Written problem: Find each line containing the string "EditText" and return it.

[Excerpt from a dataset]
***

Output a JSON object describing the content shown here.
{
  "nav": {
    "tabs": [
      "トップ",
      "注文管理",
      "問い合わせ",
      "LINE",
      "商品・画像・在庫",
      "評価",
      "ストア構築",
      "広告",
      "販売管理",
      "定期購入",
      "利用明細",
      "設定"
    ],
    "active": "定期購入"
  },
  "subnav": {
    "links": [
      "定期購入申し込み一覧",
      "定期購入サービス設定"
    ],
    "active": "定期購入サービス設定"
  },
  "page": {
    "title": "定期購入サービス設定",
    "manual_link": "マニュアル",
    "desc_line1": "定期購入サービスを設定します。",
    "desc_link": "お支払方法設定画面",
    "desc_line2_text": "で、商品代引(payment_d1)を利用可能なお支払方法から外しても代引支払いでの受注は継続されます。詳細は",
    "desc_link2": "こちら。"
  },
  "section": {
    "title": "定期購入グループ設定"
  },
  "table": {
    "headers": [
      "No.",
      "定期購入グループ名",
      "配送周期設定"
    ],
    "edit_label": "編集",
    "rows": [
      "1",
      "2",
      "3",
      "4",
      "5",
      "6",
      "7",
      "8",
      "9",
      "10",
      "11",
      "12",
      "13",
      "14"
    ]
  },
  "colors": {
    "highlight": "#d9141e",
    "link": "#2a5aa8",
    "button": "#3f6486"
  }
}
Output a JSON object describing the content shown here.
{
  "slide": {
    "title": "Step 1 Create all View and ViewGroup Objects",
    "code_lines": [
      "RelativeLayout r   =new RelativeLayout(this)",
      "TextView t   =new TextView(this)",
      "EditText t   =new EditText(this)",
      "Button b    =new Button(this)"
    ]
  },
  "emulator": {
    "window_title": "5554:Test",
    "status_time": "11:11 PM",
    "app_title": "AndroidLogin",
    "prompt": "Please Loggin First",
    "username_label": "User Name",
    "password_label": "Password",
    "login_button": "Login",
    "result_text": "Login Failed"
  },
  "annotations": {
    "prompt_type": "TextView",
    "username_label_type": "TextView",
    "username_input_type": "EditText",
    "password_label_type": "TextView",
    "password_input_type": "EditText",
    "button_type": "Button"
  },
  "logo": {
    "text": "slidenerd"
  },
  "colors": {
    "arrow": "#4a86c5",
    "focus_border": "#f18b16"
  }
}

***

In response:
      "EditText t   =new EditText(this)",
    "username_input_type": "EditText",
    "password_input_type": "EditText",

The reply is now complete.